- _STATED PROBLEM_: Reproduce every entry that follows word for word, but omit the images.

- _RECORDS SUPPLIED_:
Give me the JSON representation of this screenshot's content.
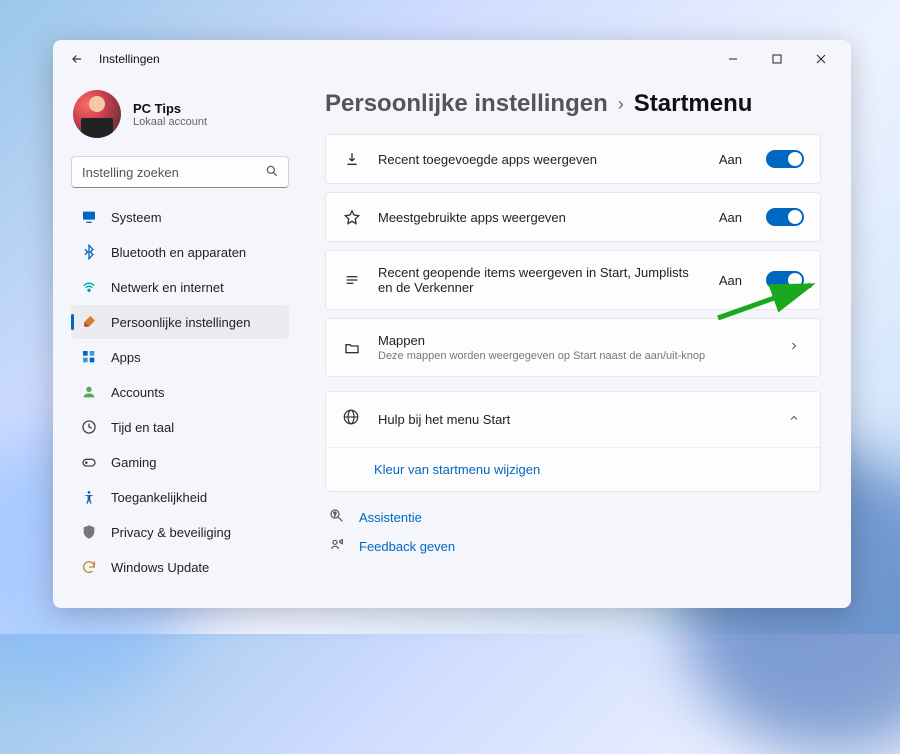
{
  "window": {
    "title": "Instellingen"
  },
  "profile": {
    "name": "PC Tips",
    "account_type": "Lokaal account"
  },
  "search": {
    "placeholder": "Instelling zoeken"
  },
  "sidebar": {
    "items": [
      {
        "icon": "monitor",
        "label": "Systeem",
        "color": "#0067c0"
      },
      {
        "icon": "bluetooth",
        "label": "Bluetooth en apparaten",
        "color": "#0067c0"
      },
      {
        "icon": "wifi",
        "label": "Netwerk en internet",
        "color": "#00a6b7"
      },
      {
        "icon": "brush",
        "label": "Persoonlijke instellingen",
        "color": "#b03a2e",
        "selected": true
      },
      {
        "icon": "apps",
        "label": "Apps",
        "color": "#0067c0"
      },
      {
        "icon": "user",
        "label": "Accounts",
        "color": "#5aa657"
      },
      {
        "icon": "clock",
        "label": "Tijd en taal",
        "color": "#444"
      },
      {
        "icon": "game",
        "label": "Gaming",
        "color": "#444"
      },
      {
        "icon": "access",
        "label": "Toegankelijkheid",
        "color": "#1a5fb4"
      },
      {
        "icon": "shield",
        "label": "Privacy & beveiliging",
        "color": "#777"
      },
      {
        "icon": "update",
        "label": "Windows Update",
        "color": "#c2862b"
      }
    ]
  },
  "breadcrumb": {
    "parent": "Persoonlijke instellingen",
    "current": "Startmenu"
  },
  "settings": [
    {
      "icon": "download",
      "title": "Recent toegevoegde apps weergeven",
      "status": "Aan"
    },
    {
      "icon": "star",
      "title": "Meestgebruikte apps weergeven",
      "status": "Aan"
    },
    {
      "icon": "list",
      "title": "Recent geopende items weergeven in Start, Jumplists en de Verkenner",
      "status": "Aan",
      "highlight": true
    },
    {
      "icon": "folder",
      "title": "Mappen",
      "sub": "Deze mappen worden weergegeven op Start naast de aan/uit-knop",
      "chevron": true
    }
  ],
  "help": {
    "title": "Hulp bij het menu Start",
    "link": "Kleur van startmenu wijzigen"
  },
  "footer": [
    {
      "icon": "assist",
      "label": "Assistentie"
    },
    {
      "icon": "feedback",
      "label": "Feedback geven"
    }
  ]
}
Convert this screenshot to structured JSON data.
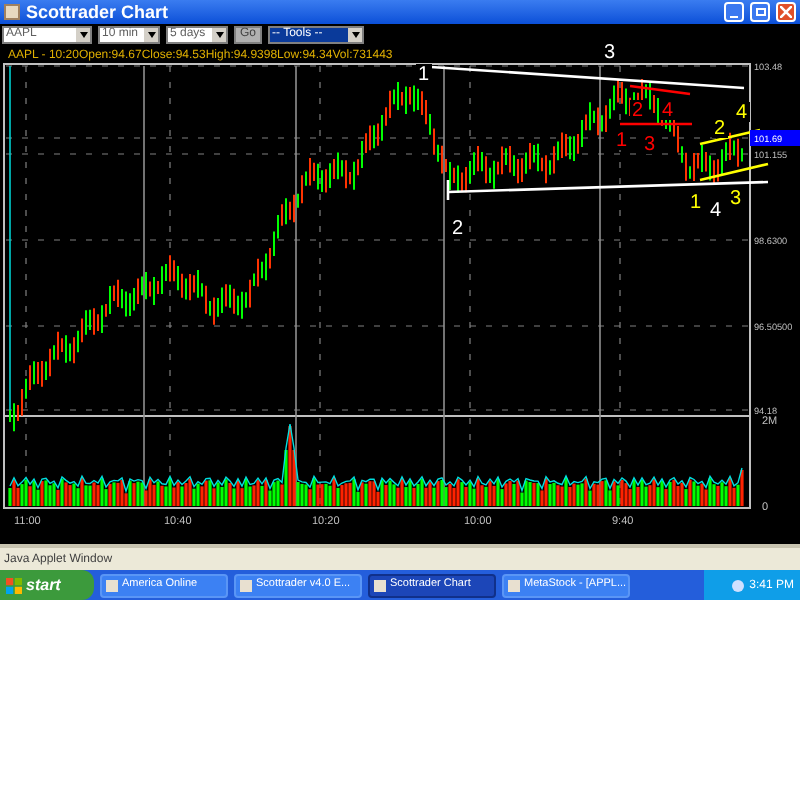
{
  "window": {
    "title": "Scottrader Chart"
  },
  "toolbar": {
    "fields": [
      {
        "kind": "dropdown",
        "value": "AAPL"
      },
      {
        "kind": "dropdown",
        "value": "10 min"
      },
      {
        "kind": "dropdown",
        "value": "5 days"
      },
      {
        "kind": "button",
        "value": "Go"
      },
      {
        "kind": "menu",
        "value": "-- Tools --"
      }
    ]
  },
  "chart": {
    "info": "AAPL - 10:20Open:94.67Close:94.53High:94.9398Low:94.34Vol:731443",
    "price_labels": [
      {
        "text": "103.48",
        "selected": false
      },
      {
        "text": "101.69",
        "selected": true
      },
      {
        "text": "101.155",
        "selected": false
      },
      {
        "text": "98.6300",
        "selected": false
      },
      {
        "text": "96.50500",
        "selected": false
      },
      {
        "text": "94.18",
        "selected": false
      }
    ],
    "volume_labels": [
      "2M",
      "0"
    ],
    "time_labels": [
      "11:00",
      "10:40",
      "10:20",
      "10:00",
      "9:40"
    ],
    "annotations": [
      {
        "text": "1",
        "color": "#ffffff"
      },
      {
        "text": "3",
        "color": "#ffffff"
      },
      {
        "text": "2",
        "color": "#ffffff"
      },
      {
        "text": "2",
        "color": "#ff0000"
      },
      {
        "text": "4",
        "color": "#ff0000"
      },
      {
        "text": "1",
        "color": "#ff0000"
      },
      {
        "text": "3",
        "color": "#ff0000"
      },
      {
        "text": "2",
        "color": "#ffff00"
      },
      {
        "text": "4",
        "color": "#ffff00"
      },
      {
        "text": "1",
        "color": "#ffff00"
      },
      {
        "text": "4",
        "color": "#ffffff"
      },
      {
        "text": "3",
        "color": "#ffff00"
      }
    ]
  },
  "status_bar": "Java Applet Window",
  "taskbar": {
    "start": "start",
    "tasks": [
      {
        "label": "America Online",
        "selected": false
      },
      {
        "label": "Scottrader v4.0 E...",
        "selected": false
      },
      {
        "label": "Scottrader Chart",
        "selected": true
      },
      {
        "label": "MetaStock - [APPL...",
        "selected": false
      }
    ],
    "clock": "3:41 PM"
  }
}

- _FINISHED TASK_:
Give me the JSON representation of this screenshot's content.
{
  "window": {
    "title": "Instellingen"
  },
  "profile": {
    "name": "PC Tips",
    "account_type": "Lokaal account"
  },
  "search": {
    "placeholder": "Instelling zoeken"
  },
  "sidebar": {
    "items": [
      {
        "icon": "monitor",
        "label": "Systeem",
        "color": "#0067c0"
      },
      {
        "icon": "bluetooth",
        "label": "Bluetooth en apparaten",
        "color": "#0067c0"
      },
      {
        "icon": "wifi",
        "label": "Netwerk en internet",
        "color": "#00a6b7"
      },
      {
        "icon": "brush",
        "label": "Persoonlijke instellingen",
        "color": "#b03a2e",
        "selected": true
      },
      {
        "icon": "apps",
        "label": "Apps",
        "color": "#0067c0"
      },
      {
        "icon": "user",
        "label": "Accounts",
        "color": "#5aa657"
      },
      {
        "icon": "clock",
        "label": "Tijd en taal",
        "color": "#444"
      },
      {
        "icon": "game",
        "label": "Gaming",
        "color": "#444"
      },
      {
        "icon": "access",
        "label": "Toegankelijkheid",
        "color": "#1a5fb4"
      },
      {
        "icon": "shield",
        "label": "Privacy & beveiliging",
        "color": "#777"
      },
      {
        "icon": "update",
        "label": "Windows Update",
        "color": "#c2862b"
      }
    ]
  },
  "breadcrumb": {
    "parent": "Persoonlijke instellingen",
    "current": "Startmenu"
  },
  "settings": [
    {
      "icon": "download",
      "title": "Recent toegevoegde apps weergeven",
      "status": "Aan"
    },
    {
      "icon": "star",
      "title": "Meestgebruikte apps weergeven",
      "status": "Aan"
    },
    {
      "icon": "list",
      "title": "Recent geopende items weergeven in Start, Jumplists en de Verkenner",
      "status": "Aan",
      "highlight": true
    },
    {
      "icon": "folder",
      "title": "Mappen",
      "sub": "Deze mappen worden weergegeven op Start naast de aan/uit-knop",
      "chevron": true
    }
  ],
  "help": {
    "title": "Hulp bij het menu Start",
    "link": "Kleur van startmenu wijzigen"
  },
  "footer": [
    {
      "icon": "assist",
      "label": "Assistentie"
    },
    {
      "icon": "feedback",
      "label": "Feedback geven"
    }
  ]
}
Convert this screenshot to structured JSON data.
{
  "window": {
    "title": "Scottrader Chart"
  },
  "toolbar": {
    "fields": [
      {
        "kind": "dropdown",
        "value": "AAPL"
      },
      {
        "kind": "dropdown",
        "value": "10 min"
      },
      {
        "kind": "dropdown",
        "value": "5 days"
      },
      {
        "kind": "button",
        "value": "Go"
      },
      {
        "kind": "menu",
        "value": "-- Tools --"
      }
    ]
  },
  "chart": {
    "info": "AAPL - 10:20Open:94.67Close:94.53High:94.9398Low:94.34Vol:731443",
    "price_labels": [
      {
        "text": "103.48",
        "selected": false
      },
      {
        "text": "101.69",
        "selected": true
      },
      {
        "text": "101.155",
        "selected": false
      },
      {
        "text": "98.6300",
        "selected": false
      },
      {
        "text": "96.50500",
        "selected": false
      },
      {
        "text": "94.18",
        "selected": false
      }
    ],
    "volume_labels": [
      "2M",
      "0"
    ],
    "time_labels": [
      "11:00",
      "10:40",
      "10:20",
      "10:00",
      "9:40"
    ],
    "annotations": [
      {
        "text": "1",
        "color": "#ffffff"
      },
      {
        "text": "3",
        "color": "#ffffff"
      },
      {
        "text": "2",
        "color": "#ffffff"
      },
      {
        "text": "2",
        "color": "#ff0000"
      },
      {
        "text": "4",
        "color": "#ff0000"
      },
      {
        "text": "1",
        "color": "#ff0000"
      },
      {
        "text": "3",
        "color": "#ff0000"
      },
      {
        "text": "2",
        "color": "#ffff00"
      },
      {
        "text": "4",
        "color": "#ffff00"
      },
      {
        "text": "1",
        "color": "#ffff00"
      },
      {
        "text": "4",
        "color": "#ffffff"
      },
      {
        "text": "3",
        "color": "#ffff00"
      }
    ]
  },
  "status_bar": "Java Applet Window",
  "taskbar": {
    "start": "start",
    "tasks": [
      {
        "label": "America Online",
        "selected": false
      },
      {
        "label": "Scottrader v4.0 E...",
        "selected": false
      },
      {
        "label": "Scottrader Chart",
        "selected": true
      },
      {
        "label": "MetaStock - [APPL...",
        "selected": false
      }
    ],
    "clock": "3:41 PM"
  }
}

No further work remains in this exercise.